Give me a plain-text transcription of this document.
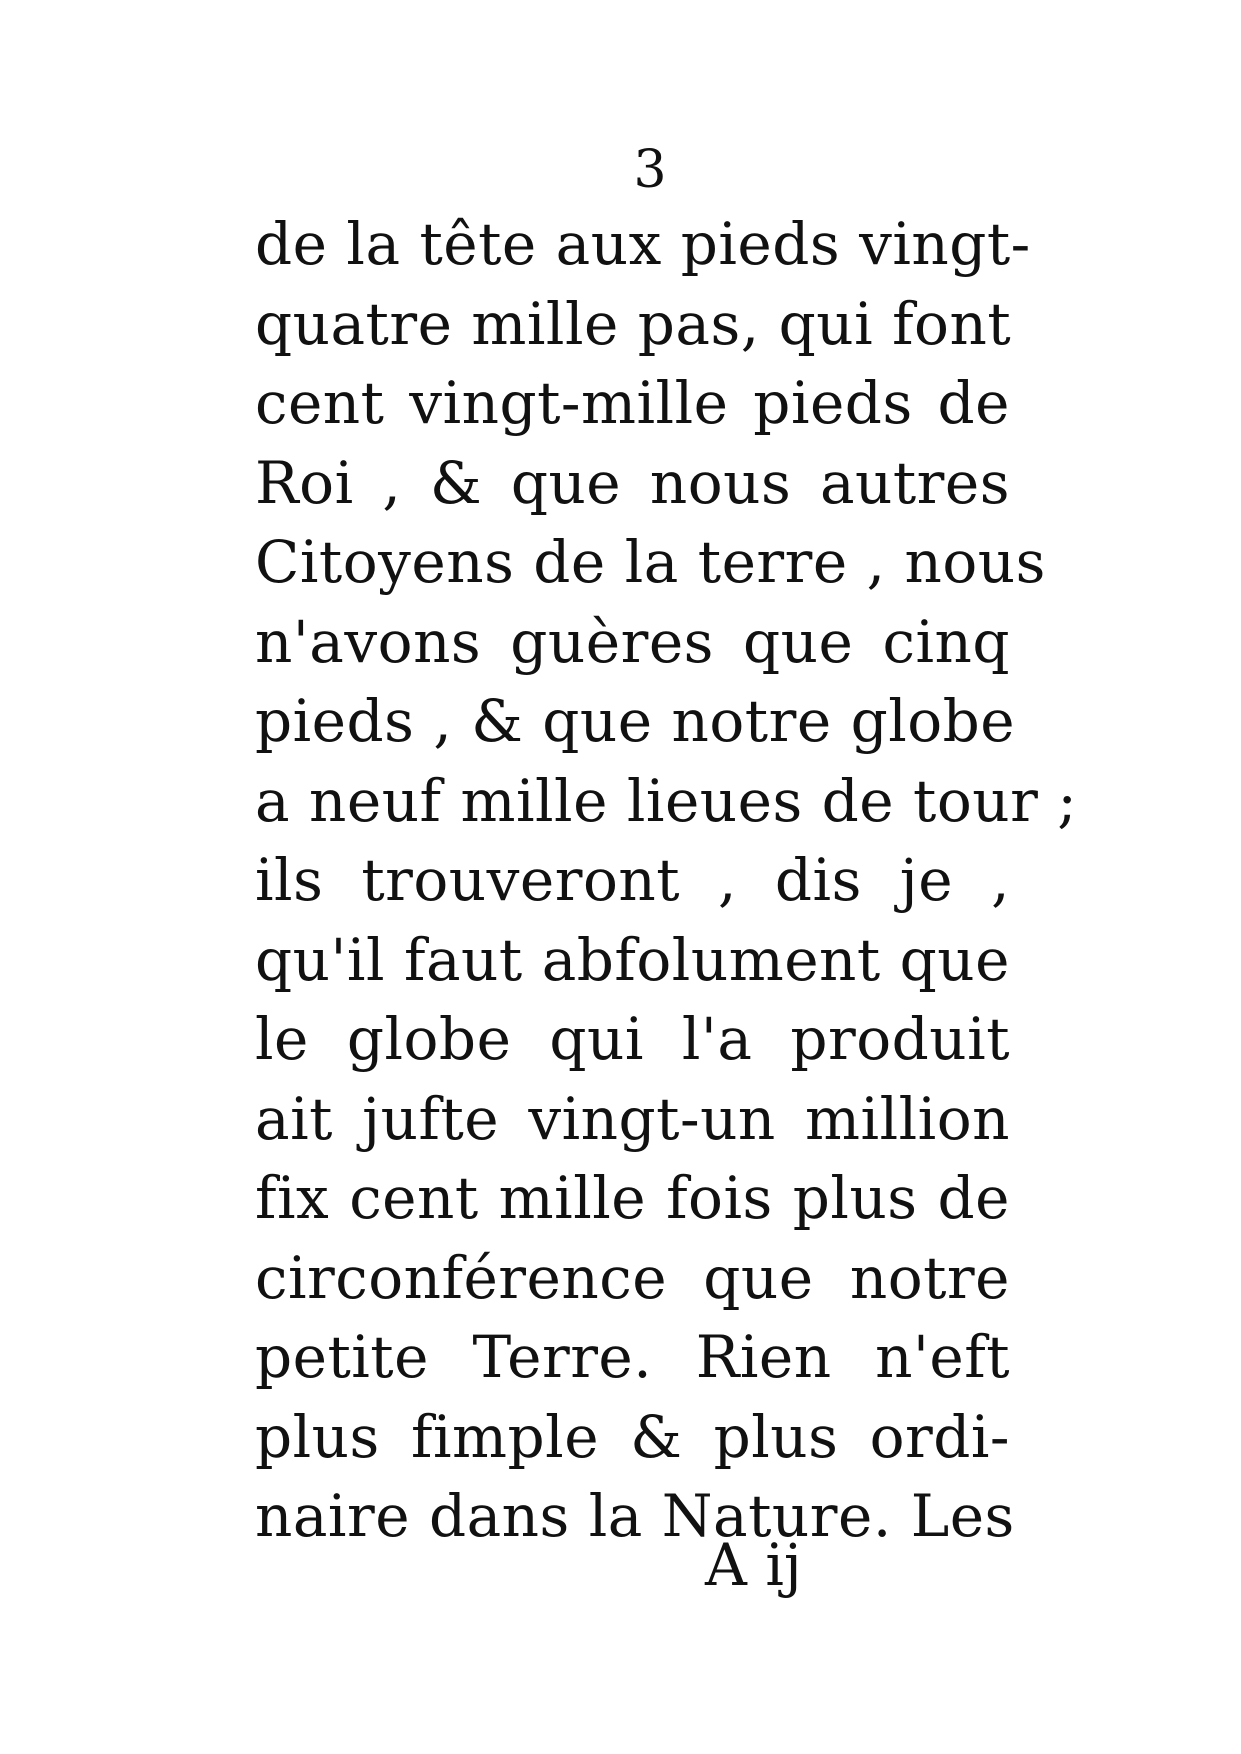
3
de la tête aux pieds vingt-
quatre mille pas, qui font
cent vingt-mille pieds de
Roi , & que nous autres
Citoyens de la terre , nous
n'avons guères que cinq
pieds , & que notre globe
a neuf mille lieues de tour ;
ils trouveront , dis je ,
qu'il faut abfolument que
le globe qui l'a produit
ait jufte vingt-un million
fix cent mille fois plus de
circonférence que notre
petite Terre. Rien n'eft
plus fimple & plus ordi-
naire dans la Nature. Les
A ij
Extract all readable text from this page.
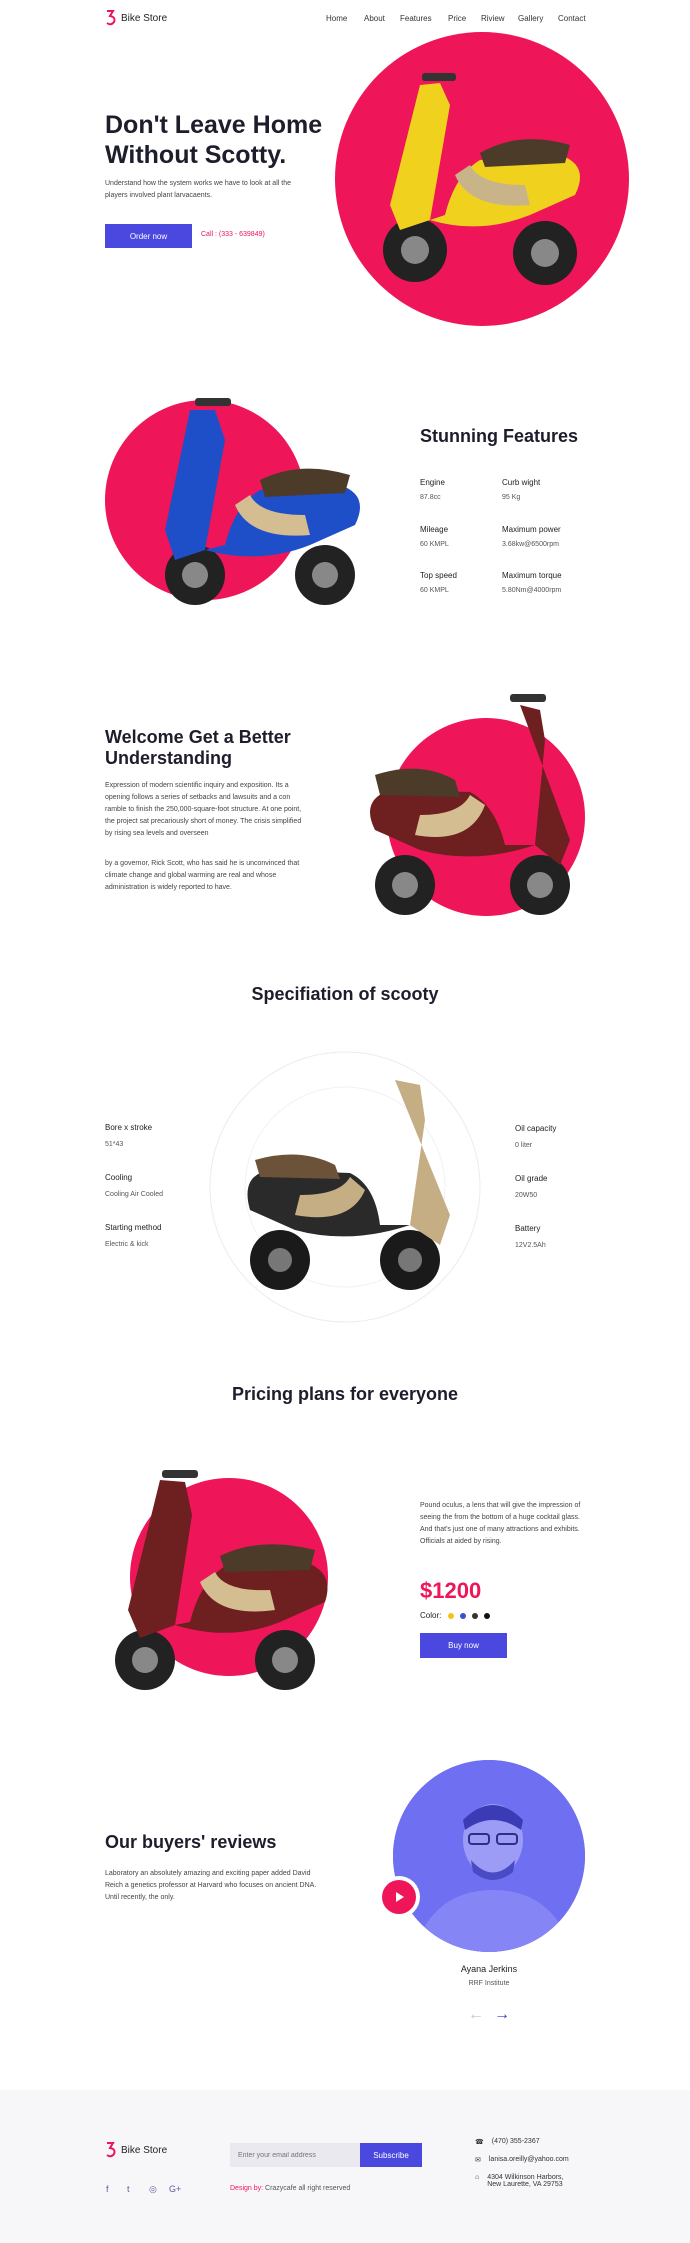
Bike Store	Home About Features Price Riview Gallery Contact
Don't Leave Home Without Scotty.

Understand how the system works we have to look at all the players involved plant larvacaents.

Order now	Call : (333 - 639849)
Stunning Features
Engine
87.8cc
Curb wight
95 Kg
Mileage
60 KMPL
Maximum power
3.68kw@6500rpm
Top speed
60 KMPL
Maximum torque
5.80Nm@4000rpm
Welcome Get a Better Understanding

Expression of modern scientific inquiry and exposition. Its a opening follows a series of setbacks and lawsuits and a con ramble to finish the 250,000-square-foot structure. At one point, the project sat precariously short of money. The crisis simplified by rising sea levels and overseen

by a governor, Rick Scott, who has said he is unconvinced that climate change and global warming are real and whose administration is widely reported to have.

Specifiation of scooty
Bore x stroke
51*43
Cooling
Cooling Air Cooled
Starting method
Electric & kick
Oil capacity
0 liter
Oil grade
20W50
Battery
12V2.5Ah
Pricing plans for everyone

Pound oculus, a lens that will give the impression of seeing the from the bottom of a huge cocktail glass. And that's just one of many attractions and exhibits. Officials at aided by rising.

$1200
Color:
Buy now
Our buyers' reviews

Laboratory an absolutely amazing and exciting paper added David Reich a genetics professor at Harvard who focuses on ancient DNA. Until recently, the only.

Ayana Jerkins
RRF Institute
← →
Bike Store
f t ◎ G+
Enter your email address
Subscribe
Design by: Crazycafe all right reserved
☎ (470) 355-2367
✉ lanisa.oreilly@yahoo.com
⌂ 4304 Wilkinson Harbors,
New Laurette, VA 29753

* _Exercise_
Repeat the data exactly, dropping every picture it holds.

* _Exercise answer_
Give me a plain-text transcription of this document.
3
de la tête aux pieds vingt-
quatre mille pas, qui font
cent vingt-mille pieds de
Roi , & que nous autres
Citoyens de la terre , nous
n'avons guères que cinq
pieds , & que notre globe
a neuf mille lieues de tour ;
ils trouveront , dis je ,
qu'il faut abfolument que
le globe qui l'a produit
ait jufte vingt-un million
fix cent mille fois plus de
circonférence que notre
petite Terre. Rien n'eft
plus fimple & plus ordi-
naire dans la Nature. Les
A ij
Extract all readable text from this page.
Bike Store	Home About Features Price Riview Gallery Contact
Don't Leave Home Without Scotty.

Understand how the system works we have to look at all the players involved plant larvacaents.

Order now	Call : (333 - 639849)
Stunning Features
Engine
87.8cc
Curb wight
95 Kg
Mileage
60 KMPL
Maximum power
3.68kw@6500rpm
Top speed
60 KMPL
Maximum torque
5.80Nm@4000rpm
Welcome Get a Better Understanding

Expression of modern scientific inquiry and exposition. Its a opening follows a series of setbacks and lawsuits and a con ramble to finish the 250,000-square-foot structure. At one point, the project sat precariously short of money. The crisis simplified by rising sea levels and overseen

by a governor, Rick Scott, who has said he is unconvinced that climate change and global warming are real and whose administration is widely reported to have.

Specifiation of scooty
Bore x stroke
51*43
Cooling
Cooling Air Cooled
Starting method
Electric & kick
Oil capacity
0 liter
Oil grade
20W50
Battery
12V2.5Ah
Pricing plans for everyone

Pound oculus, a lens that will give the impression of seeing the from the bottom of a huge cocktail glass. And that's just one of many attractions and exhibits. Officials at aided by rising.

$1200
Color:
Buy now
Our buyers' reviews

Laboratory an absolutely amazing and exciting paper added David Reich a genetics professor at Harvard who focuses on ancient DNA. Until recently, the only.

Ayana Jerkins
RRF Institute
← →
Bike Store
f t ◎ G+
Enter your email address
Subscribe
Design by: Crazycafe all right reserved
☎ (470) 355-2367
✉ lanisa.oreilly@yahoo.com
⌂ 4304 Wilkinson Harbors,
New Laurette, VA 29753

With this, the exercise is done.